> [WORK TO BE COMPLETED]: Using the data below, repeat all of it precisely.

> [RECORDS]:
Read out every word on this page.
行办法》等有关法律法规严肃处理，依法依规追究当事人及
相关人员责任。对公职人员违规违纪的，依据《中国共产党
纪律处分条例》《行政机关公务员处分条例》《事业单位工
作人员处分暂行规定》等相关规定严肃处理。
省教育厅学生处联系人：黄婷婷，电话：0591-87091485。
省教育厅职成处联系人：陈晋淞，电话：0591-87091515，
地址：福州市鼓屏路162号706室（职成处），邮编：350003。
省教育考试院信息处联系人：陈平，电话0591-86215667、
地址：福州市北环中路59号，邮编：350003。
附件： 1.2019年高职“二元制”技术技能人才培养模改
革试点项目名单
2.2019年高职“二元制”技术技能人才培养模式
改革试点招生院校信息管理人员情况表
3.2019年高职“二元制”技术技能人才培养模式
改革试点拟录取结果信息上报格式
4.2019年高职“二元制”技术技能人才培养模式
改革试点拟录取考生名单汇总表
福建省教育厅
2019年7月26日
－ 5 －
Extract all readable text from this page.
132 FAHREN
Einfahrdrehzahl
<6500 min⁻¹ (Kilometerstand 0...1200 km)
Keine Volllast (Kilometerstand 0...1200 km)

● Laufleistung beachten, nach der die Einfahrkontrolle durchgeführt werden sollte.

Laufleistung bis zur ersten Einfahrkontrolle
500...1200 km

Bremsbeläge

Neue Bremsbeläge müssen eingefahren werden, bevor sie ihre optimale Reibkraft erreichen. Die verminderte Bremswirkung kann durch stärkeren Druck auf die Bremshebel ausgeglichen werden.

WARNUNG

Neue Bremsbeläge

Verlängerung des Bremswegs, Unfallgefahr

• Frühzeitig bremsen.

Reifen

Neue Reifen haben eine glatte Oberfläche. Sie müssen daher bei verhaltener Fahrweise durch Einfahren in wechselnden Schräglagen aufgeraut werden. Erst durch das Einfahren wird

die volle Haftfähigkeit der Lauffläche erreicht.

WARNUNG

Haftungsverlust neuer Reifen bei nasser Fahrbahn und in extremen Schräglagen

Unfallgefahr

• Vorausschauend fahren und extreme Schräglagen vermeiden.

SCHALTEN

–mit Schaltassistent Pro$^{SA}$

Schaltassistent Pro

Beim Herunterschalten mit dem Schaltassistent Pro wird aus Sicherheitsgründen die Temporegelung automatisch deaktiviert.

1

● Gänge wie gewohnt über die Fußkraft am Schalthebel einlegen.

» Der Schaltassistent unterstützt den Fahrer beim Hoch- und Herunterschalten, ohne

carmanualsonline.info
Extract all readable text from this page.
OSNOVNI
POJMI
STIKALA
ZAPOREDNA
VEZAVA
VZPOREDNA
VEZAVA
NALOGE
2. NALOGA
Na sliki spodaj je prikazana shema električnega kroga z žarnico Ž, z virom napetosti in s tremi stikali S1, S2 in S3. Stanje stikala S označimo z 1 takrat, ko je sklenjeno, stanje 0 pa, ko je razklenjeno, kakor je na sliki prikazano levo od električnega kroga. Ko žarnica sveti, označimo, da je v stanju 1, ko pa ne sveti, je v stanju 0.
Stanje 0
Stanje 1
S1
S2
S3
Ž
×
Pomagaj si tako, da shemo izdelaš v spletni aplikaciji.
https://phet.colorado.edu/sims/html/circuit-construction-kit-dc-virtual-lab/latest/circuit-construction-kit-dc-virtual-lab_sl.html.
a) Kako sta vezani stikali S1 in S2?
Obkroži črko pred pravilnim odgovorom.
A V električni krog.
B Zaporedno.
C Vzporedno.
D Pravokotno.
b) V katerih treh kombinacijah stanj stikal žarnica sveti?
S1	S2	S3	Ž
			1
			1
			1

> [REPLY]:
Read out every word on this page.
行办法》等有关法律法规严肃处理，依法依规追究当事人及
相关人员责任。对公职人员违规违纪的，依据《中国共产党
纪律处分条例》《行政机关公务员处分条例》《事业单位工
作人员处分暂行规定》等相关规定严肃处理。
省教育厅学生处联系人：黄婷婷，电话：0591-87091485。
省教育厅职成处联系人：陈晋淞，电话：0591-87091515，
地址：福州市鼓屏路162号706室（职成处），邮编：350003。
省教育考试院信息处联系人：陈平，电话0591-86215667、
地址：福州市北环中路59号，邮编：350003。
附件： 1.2019年高职“二元制”技术技能人才培养模改
革试点项目名单
2.2019年高职“二元制”技术技能人才培养模式
改革试点招生院校信息管理人员情况表
3.2019年高职“二元制”技术技能人才培养模式
改革试点拟录取结果信息上报格式
4.2019年高职“二元制”技术技能人才培养模式
改革试点拟录取考生名单汇总表
福建省教育厅
2019年7月26日
－ 5 －
Extract all readable text from this page.
132 FAHREN
Einfahrdrehzahl
<6500 min⁻¹ (Kilometerstand 0...1200 km)
Keine Volllast (Kilometerstand 0...1200 km)

● Laufleistung beachten, nach der die Einfahrkontrolle durchgeführt werden sollte.

Laufleistung bis zur ersten Einfahrkontrolle
500...1200 km

Bremsbeläge

Neue Bremsbeläge müssen eingefahren werden, bevor sie ihre optimale Reibkraft erreichen. Die verminderte Bremswirkung kann durch stärkeren Druck auf die Bremshebel ausgeglichen werden.

WARNUNG

Neue Bremsbeläge

Verlängerung des Bremswegs, Unfallgefahr

• Frühzeitig bremsen.

Reifen

Neue Reifen haben eine glatte Oberfläche. Sie müssen daher bei verhaltener Fahrweise durch Einfahren in wechselnden Schräglagen aufgeraut werden. Erst durch das Einfahren wird

die volle Haftfähigkeit der Lauffläche erreicht.

WARNUNG

Haftungsverlust neuer Reifen bei nasser Fahrbahn und in extremen Schräglagen

Unfallgefahr

• Vorausschauend fahren und extreme Schräglagen vermeiden.

SCHALTEN

–mit Schaltassistent Pro$^{SA}$

Schaltassistent Pro

Beim Herunterschalten mit dem Schaltassistent Pro wird aus Sicherheitsgründen die Temporegelung automatisch deaktiviert.

1

● Gänge wie gewohnt über die Fußkraft am Schalthebel einlegen.

» Der Schaltassistent unterstützt den Fahrer beim Hoch- und Herunterschalten, ohne

carmanualsonline.info
Extract all readable text from this page.
OSNOVNI
POJMI
STIKALA
ZAPOREDNA
VEZAVA
VZPOREDNA
VEZAVA
NALOGE
2. NALOGA
Na sliki spodaj je prikazana shema električnega kroga z žarnico Ž, z virom napetosti in s tremi stikali S1, S2 in S3. Stanje stikala S označimo z 1 takrat, ko je sklenjeno, stanje 0 pa, ko je razklenjeno, kakor je na sliki prikazano levo od električnega kroga. Ko žarnica sveti, označimo, da je v stanju 1, ko pa ne sveti, je v stanju 0.
Stanje 0
Stanje 1
S1
S2
S3
Ž
×
Pomagaj si tako, da shemo izdelaš v spletni aplikaciji.
https://phet.colorado.edu/sims/html/circuit-construction-kit-dc-virtual-lab/latest/circuit-construction-kit-dc-virtual-lab_sl.html.
a) Kako sta vezani stikali S1 in S2?
Obkroži črko pred pravilnim odgovorom.
A V električni krog.
B Zaporedno.
C Vzporedno.
D Pravokotno.
b) V katerih treh kombinacijah stanj stikal žarnica sveti?
S1	S2	S3	Ž
			1
			1
			1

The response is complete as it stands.